• **Task description**:
Return the full material exactly.

[Extracts from a graphics dataset]
● ● ● ● ●
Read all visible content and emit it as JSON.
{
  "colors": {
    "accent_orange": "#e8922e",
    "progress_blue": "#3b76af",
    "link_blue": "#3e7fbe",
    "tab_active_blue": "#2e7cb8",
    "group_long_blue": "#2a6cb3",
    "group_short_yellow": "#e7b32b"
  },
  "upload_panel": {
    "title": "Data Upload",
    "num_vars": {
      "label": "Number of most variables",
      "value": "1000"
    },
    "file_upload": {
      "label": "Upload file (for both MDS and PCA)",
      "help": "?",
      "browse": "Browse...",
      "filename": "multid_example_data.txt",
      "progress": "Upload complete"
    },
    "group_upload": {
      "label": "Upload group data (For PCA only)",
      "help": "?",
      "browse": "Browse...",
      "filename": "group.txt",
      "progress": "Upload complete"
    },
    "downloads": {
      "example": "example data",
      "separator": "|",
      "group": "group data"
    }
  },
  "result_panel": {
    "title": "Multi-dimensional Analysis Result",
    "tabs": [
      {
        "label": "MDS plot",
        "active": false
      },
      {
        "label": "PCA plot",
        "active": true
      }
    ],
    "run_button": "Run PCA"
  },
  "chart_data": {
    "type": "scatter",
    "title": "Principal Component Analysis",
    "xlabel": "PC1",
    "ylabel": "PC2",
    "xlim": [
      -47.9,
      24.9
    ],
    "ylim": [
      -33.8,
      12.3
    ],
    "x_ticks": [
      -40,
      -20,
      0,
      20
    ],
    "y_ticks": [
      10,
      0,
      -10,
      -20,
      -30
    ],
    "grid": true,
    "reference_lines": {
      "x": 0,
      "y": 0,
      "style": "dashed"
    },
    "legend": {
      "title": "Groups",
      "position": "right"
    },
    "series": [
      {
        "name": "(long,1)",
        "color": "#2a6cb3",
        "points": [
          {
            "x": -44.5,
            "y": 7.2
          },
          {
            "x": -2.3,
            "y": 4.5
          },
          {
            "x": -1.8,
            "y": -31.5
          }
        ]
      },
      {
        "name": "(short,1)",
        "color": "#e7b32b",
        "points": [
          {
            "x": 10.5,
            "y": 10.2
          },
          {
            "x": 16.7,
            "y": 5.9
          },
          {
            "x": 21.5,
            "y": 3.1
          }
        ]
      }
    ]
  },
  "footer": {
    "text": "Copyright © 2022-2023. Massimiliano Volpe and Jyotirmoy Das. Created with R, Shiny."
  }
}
● ● ● ● ●
• **Task result**:
Read all visible content and emit it as JSON.
{
  "colors": {
    "accent_orange": "#e8922e",
    "progress_blue": "#3b76af",
    "link_blue": "#3e7fbe",
    "tab_active_blue": "#2e7cb8",
    "group_long_blue": "#2a6cb3",
    "group_short_yellow": "#e7b32b"
  },
  "upload_panel": {
    "title": "Data Upload",
    "num_vars": {
      "label": "Number of most variables",
      "value": "1000"
    },
    "file_upload": {
      "label": "Upload file (for both MDS and PCA)",
      "help": "?",
      "browse": "Browse...",
      "filename": "multid_example_data.txt",
      "progress": "Upload complete"
    },
    "group_upload": {
      "label": "Upload group data (For PCA only)",
      "help": "?",
      "browse": "Browse...",
      "filename": "group.txt",
      "progress": "Upload complete"
    },
    "downloads": {
      "example": "example data",
      "separator": "|",
      "group": "group data"
    }
  },
  "result_panel": {
    "title": "Multi-dimensional Analysis Result",
    "tabs": [
      {
        "label": "MDS plot",
        "active": false
      },
      {
        "label": "PCA plot",
        "active": true
      }
    ],
    "run_button": "Run PCA"
  },
  "chart_data": {
    "type": "scatter",
    "title": "Principal Component Analysis",
    "xlabel": "PC1",
    "ylabel": "PC2",
    "xlim": [
      -47.9,
      24.9
    ],
    "ylim": [
      -33.8,
      12.3
    ],
    "x_ticks": [
      -40,
      -20,
      0,
      20
    ],
    "y_ticks": [
      10,
      0,
      -10,
      -20,
      -30
    ],
    "grid": true,
    "reference_lines": {
      "x": 0,
      "y": 0,
      "style": "dashed"
    },
    "legend": {
      "title": "Groups",
      "position": "right"
    },
    "series": [
      {
        "name": "(long,1)",
        "color": "#2a6cb3",
        "points": [
          {
            "x": -44.5,
            "y": 7.2
          },
          {
            "x": -2.3,
            "y": 4.5
          },
          {
            "x": -1.8,
            "y": -31.5
          }
        ]
      },
      {
        "name": "(short,1)",
        "color": "#e7b32b",
        "points": [
          {
            "x": 10.5,
            "y": 10.2
          },
          {
            "x": 16.7,
            "y": 5.9
          },
          {
            "x": 21.5,
            "y": 3.1
          }
        ]
      }
    ]
  },
  "footer": {
    "text": "Copyright © 2022-2023. Massimiliano Volpe and Jyotirmoy Das. Created with R, Shiny."
  }
}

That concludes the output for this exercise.